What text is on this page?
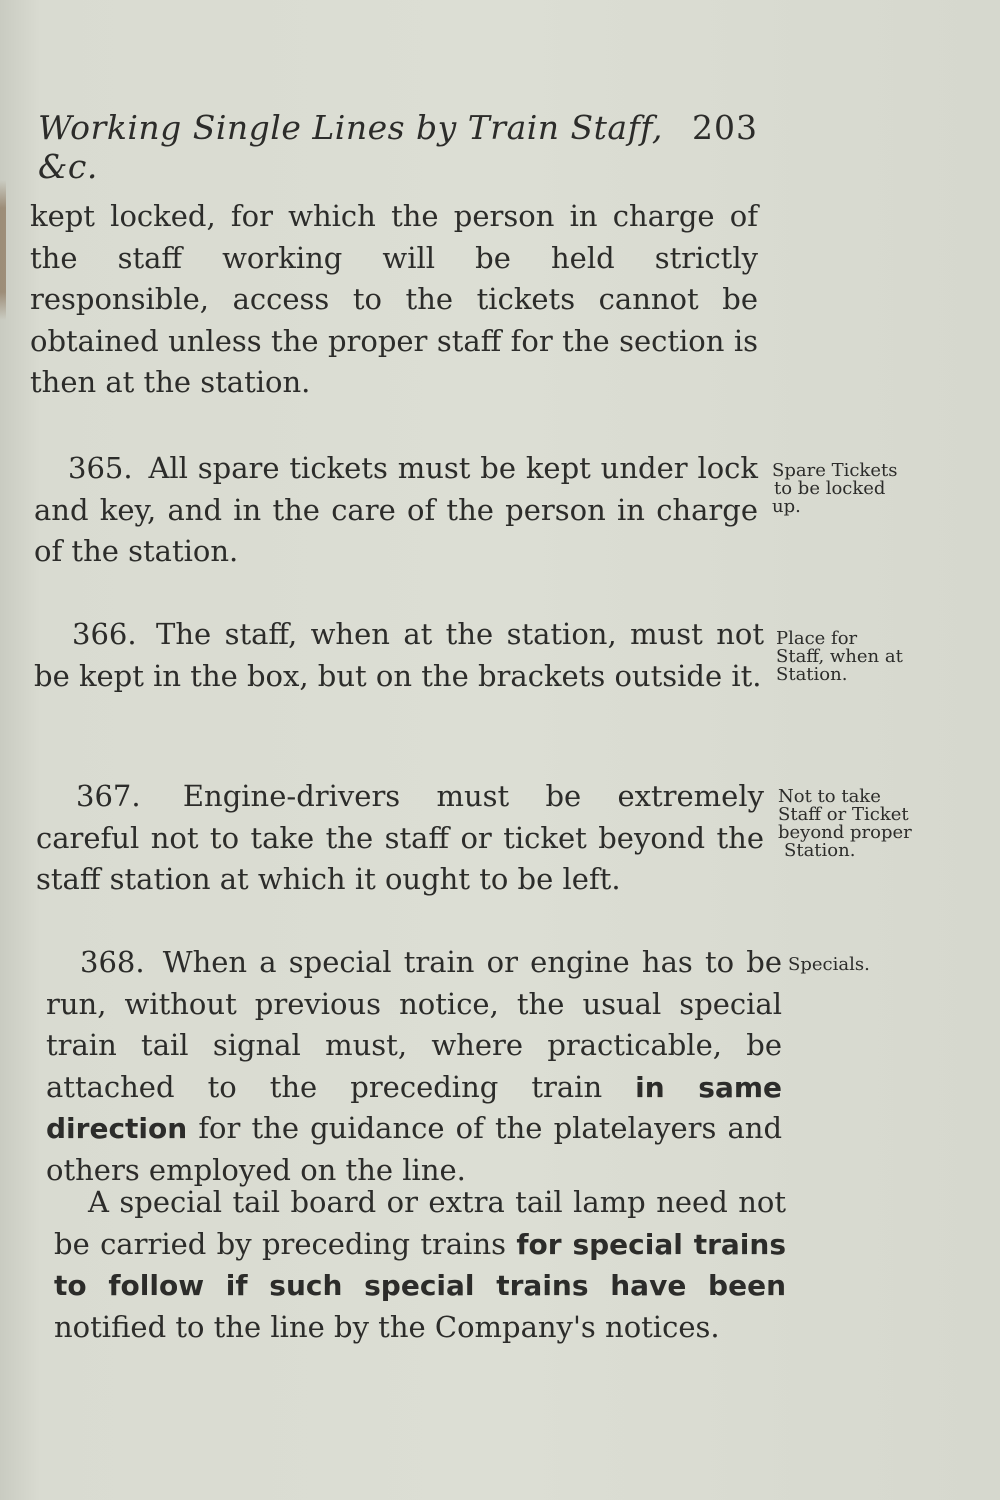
Working Single Lines by Train Staff, &c.
203
kept locked, for which the person in charge of the staff working will be held strictly responsible, access to the tickets cannot be obtained unless the proper staff for the section is then at the station.
365. All spare tickets must be kept under lock and key, and in the care of the person in charge of the station.
Spare Tickets
to be locked
up.
366. The staff, when at the station, must not be kept in the box, but on the brackets outside it.
Place for
Staff, when at
Station.
367. Engine-drivers must be extremely careful not to take the staff or ticket beyond the staff station at which it ought to be left.
Not to take
Staff or Ticket
beyond proper
Station.
368. When a special train or engine has to be run, without previous notice, the usual special train tail signal must, where practicable, be attached to the preceding train in same direction for the guidance of the platelayers and others employed on the line.
Specials.
A special tail board or extra tail lamp need not be carried by preceding trains for special trains to follow if such special trains have been notified to the line by the Company's notices.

-----

_Do this_.
Which lines contain the word "person"? Return each of them.

_Result_.
kept locked, for which the person in charge of the staff working will be held strictly responsible, access to the tickets cannot be obtained unless the proper staff for the section is then at the station.
365. All spare tickets must be kept under lock and key, and in the care of the person in charge of the station.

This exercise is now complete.